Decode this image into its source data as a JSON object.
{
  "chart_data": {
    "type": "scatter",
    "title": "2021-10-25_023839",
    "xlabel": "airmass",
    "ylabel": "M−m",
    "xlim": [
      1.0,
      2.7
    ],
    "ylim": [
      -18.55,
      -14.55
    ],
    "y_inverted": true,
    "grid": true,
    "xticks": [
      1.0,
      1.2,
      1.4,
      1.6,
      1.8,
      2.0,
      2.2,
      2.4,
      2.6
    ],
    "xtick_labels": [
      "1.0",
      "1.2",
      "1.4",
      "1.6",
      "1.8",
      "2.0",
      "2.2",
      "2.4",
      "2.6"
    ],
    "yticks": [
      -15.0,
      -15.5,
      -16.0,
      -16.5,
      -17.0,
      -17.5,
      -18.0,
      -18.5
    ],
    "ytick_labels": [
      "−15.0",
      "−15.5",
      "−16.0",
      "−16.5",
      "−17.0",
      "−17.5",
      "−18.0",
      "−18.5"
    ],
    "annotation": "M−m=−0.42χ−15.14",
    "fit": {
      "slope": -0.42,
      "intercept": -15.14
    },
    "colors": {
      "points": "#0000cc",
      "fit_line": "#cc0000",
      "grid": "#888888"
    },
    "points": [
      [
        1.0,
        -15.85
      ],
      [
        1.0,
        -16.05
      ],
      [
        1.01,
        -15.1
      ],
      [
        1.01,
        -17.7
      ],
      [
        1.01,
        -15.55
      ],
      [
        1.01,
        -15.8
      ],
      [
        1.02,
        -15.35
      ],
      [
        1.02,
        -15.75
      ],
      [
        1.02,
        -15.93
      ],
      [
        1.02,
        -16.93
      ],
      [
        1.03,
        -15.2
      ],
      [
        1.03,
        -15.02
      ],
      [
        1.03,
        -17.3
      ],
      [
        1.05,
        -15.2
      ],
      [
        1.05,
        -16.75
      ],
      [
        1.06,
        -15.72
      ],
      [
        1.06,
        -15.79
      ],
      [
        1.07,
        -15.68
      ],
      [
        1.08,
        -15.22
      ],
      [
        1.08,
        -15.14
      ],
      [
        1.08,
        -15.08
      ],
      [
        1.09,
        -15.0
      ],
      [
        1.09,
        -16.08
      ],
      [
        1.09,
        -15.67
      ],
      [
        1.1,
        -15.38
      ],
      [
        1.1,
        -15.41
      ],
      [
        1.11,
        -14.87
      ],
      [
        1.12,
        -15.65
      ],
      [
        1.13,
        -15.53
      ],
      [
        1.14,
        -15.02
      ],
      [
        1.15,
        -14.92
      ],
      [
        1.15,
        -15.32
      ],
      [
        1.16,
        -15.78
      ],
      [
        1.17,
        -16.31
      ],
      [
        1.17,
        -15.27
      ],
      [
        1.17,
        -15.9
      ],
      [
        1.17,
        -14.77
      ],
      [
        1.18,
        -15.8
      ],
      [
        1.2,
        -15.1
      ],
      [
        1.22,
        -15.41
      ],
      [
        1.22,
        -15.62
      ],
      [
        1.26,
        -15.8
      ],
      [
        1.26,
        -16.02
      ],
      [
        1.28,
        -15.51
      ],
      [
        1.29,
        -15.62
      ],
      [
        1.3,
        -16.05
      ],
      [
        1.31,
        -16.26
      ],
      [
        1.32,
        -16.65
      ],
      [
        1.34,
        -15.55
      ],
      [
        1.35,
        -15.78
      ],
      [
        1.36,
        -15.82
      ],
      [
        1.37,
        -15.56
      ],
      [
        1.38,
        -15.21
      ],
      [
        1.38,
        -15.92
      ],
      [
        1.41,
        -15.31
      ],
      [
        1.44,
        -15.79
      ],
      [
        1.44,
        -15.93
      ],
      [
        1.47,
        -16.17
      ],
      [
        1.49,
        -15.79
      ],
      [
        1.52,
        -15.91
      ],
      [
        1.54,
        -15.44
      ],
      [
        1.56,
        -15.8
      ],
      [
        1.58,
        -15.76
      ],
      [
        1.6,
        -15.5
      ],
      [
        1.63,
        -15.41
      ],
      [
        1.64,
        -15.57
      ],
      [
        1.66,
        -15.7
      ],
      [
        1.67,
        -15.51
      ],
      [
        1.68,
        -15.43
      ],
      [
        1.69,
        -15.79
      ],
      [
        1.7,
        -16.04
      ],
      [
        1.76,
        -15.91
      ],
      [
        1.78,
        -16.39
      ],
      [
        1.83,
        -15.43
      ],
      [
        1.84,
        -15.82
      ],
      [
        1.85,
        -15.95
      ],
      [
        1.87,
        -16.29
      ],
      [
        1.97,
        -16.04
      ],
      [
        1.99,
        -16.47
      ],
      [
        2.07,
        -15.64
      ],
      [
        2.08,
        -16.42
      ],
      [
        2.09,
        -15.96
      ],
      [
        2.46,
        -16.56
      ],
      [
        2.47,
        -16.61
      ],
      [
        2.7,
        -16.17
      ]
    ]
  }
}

TO DO:
Quote the data above in full, changing nothing.

THE COMPLETED TASK:
Decode this image into its source data as a JSON object.
{
  "chart_data": {
    "type": "scatter",
    "title": "2021-10-25_023839",
    "xlabel": "airmass",
    "ylabel": "M−m",
    "xlim": [
      1.0,
      2.7
    ],
    "ylim": [
      -18.55,
      -14.55
    ],
    "y_inverted": true,
    "grid": true,
    "xticks": [
      1.0,
      1.2,
      1.4,
      1.6,
      1.8,
      2.0,
      2.2,
      2.4,
      2.6
    ],
    "xtick_labels": [
      "1.0",
      "1.2",
      "1.4",
      "1.6",
      "1.8",
      "2.0",
      "2.2",
      "2.4",
      "2.6"
    ],
    "yticks": [
      -15.0,
      -15.5,
      -16.0,
      -16.5,
      -17.0,
      -17.5,
      -18.0,
      -18.5
    ],
    "ytick_labels": [
      "−15.0",
      "−15.5",
      "−16.0",
      "−16.5",
      "−17.0",
      "−17.5",
      "−18.0",
      "−18.5"
    ],
    "annotation": "M−m=−0.42χ−15.14",
    "fit": {
      "slope": -0.42,
      "intercept": -15.14
    },
    "colors": {
      "points": "#0000cc",
      "fit_line": "#cc0000",
      "grid": "#888888"
    },
    "points": [
      [
        1.0,
        -15.85
      ],
      [
        1.0,
        -16.05
      ],
      [
        1.01,
        -15.1
      ],
      [
        1.01,
        -17.7
      ],
      [
        1.01,
        -15.55
      ],
      [
        1.01,
        -15.8
      ],
      [
        1.02,
        -15.35
      ],
      [
        1.02,
        -15.75
      ],
      [
        1.02,
        -15.93
      ],
      [
        1.02,
        -16.93
      ],
      [
        1.03,
        -15.2
      ],
      [
        1.03,
        -15.02
      ],
      [
        1.03,
        -17.3
      ],
      [
        1.05,
        -15.2
      ],
      [
        1.05,
        -16.75
      ],
      [
        1.06,
        -15.72
      ],
      [
        1.06,
        -15.79
      ],
      [
        1.07,
        -15.68
      ],
      [
        1.08,
        -15.22
      ],
      [
        1.08,
        -15.14
      ],
      [
        1.08,
        -15.08
      ],
      [
        1.09,
        -15.0
      ],
      [
        1.09,
        -16.08
      ],
      [
        1.09,
        -15.67
      ],
      [
        1.1,
        -15.38
      ],
      [
        1.1,
        -15.41
      ],
      [
        1.11,
        -14.87
      ],
      [
        1.12,
        -15.65
      ],
      [
        1.13,
        -15.53
      ],
      [
        1.14,
        -15.02
      ],
      [
        1.15,
        -14.92
      ],
      [
        1.15,
        -15.32
      ],
      [
        1.16,
        -15.78
      ],
      [
        1.17,
        -16.31
      ],
      [
        1.17,
        -15.27
      ],
      [
        1.17,
        -15.9
      ],
      [
        1.17,
        -14.77
      ],
      [
        1.18,
        -15.8
      ],
      [
        1.2,
        -15.1
      ],
      [
        1.22,
        -15.41
      ],
      [
        1.22,
        -15.62
      ],
      [
        1.26,
        -15.8
      ],
      [
        1.26,
        -16.02
      ],
      [
        1.28,
        -15.51
      ],
      [
        1.29,
        -15.62
      ],
      [
        1.3,
        -16.05
      ],
      [
        1.31,
        -16.26
      ],
      [
        1.32,
        -16.65
      ],
      [
        1.34,
        -15.55
      ],
      [
        1.35,
        -15.78
      ],
      [
        1.36,
        -15.82
      ],
      [
        1.37,
        -15.56
      ],
      [
        1.38,
        -15.21
      ],
      [
        1.38,
        -15.92
      ],
      [
        1.41,
        -15.31
      ],
      [
        1.44,
        -15.79
      ],
      [
        1.44,
        -15.93
      ],
      [
        1.47,
        -16.17
      ],
      [
        1.49,
        -15.79
      ],
      [
        1.52,
        -15.91
      ],
      [
        1.54,
        -15.44
      ],
      [
        1.56,
        -15.8
      ],
      [
        1.58,
        -15.76
      ],
      [
        1.6,
        -15.5
      ],
      [
        1.63,
        -15.41
      ],
      [
        1.64,
        -15.57
      ],
      [
        1.66,
        -15.7
      ],
      [
        1.67,
        -15.51
      ],
      [
        1.68,
        -15.43
      ],
      [
        1.69,
        -15.79
      ],
      [
        1.7,
        -16.04
      ],
      [
        1.76,
        -15.91
      ],
      [
        1.78,
        -16.39
      ],
      [
        1.83,
        -15.43
      ],
      [
        1.84,
        -15.82
      ],
      [
        1.85,
        -15.95
      ],
      [
        1.87,
        -16.29
      ],
      [
        1.97,
        -16.04
      ],
      [
        1.99,
        -16.47
      ],
      [
        2.07,
        -15.64
      ],
      [
        2.08,
        -16.42
      ],
      [
        2.09,
        -15.96
      ],
      [
        2.46,
        -16.56
      ],
      [
        2.47,
        -16.61
      ],
      [
        2.7,
        -16.17
      ]
    ]
  }
}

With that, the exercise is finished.